▶ Objective
Every entry here needs to be repeated exactly.

▶ Task material
--- --- ---

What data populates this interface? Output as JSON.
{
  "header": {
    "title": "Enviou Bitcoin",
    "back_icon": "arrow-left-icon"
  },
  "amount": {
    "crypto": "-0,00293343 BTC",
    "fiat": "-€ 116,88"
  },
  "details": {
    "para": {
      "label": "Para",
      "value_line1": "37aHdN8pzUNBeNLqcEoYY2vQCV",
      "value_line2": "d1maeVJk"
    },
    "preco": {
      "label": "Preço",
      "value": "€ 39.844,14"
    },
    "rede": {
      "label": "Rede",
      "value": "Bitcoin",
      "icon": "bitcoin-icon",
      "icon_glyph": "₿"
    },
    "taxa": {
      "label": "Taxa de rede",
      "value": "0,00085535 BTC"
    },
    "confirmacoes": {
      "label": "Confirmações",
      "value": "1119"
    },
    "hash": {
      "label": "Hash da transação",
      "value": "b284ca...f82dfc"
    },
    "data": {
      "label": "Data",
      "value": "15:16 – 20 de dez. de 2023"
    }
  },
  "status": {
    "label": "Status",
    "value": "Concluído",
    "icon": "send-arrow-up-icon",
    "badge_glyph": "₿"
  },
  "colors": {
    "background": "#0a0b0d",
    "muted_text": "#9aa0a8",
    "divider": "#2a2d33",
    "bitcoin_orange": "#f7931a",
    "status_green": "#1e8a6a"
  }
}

--- --- ---

▶ Solution for this exercise
What data populates this interface? Output as JSON.
{
  "header": {
    "title": "Enviou Bitcoin",
    "back_icon": "arrow-left-icon"
  },
  "amount": {
    "crypto": "-0,00293343 BTC",
    "fiat": "-€ 116,88"
  },
  "details": {
    "para": {
      "label": "Para",
      "value_line1": "37aHdN8pzUNBeNLqcEoYY2vQCV",
      "value_line2": "d1maeVJk"
    },
    "preco": {
      "label": "Preço",
      "value": "€ 39.844,14"
    },
    "rede": {
      "label": "Rede",
      "value": "Bitcoin",
      "icon": "bitcoin-icon",
      "icon_glyph": "₿"
    },
    "taxa": {
      "label": "Taxa de rede",
      "value": "0,00085535 BTC"
    },
    "confirmacoes": {
      "label": "Confirmações",
      "value": "1119"
    },
    "hash": {
      "label": "Hash da transação",
      "value": "b284ca...f82dfc"
    },
    "data": {
      "label": "Data",
      "value": "15:16 – 20 de dez. de 2023"
    }
  },
  "status": {
    "label": "Status",
    "value": "Concluído",
    "icon": "send-arrow-up-icon",
    "badge_glyph": "₿"
  },
  "colors": {
    "background": "#0a0b0d",
    "muted_text": "#9aa0a8",
    "divider": "#2a2d33",
    "bitcoin_orange": "#f7931a",
    "status_green": "#1e8a6a"
  }
}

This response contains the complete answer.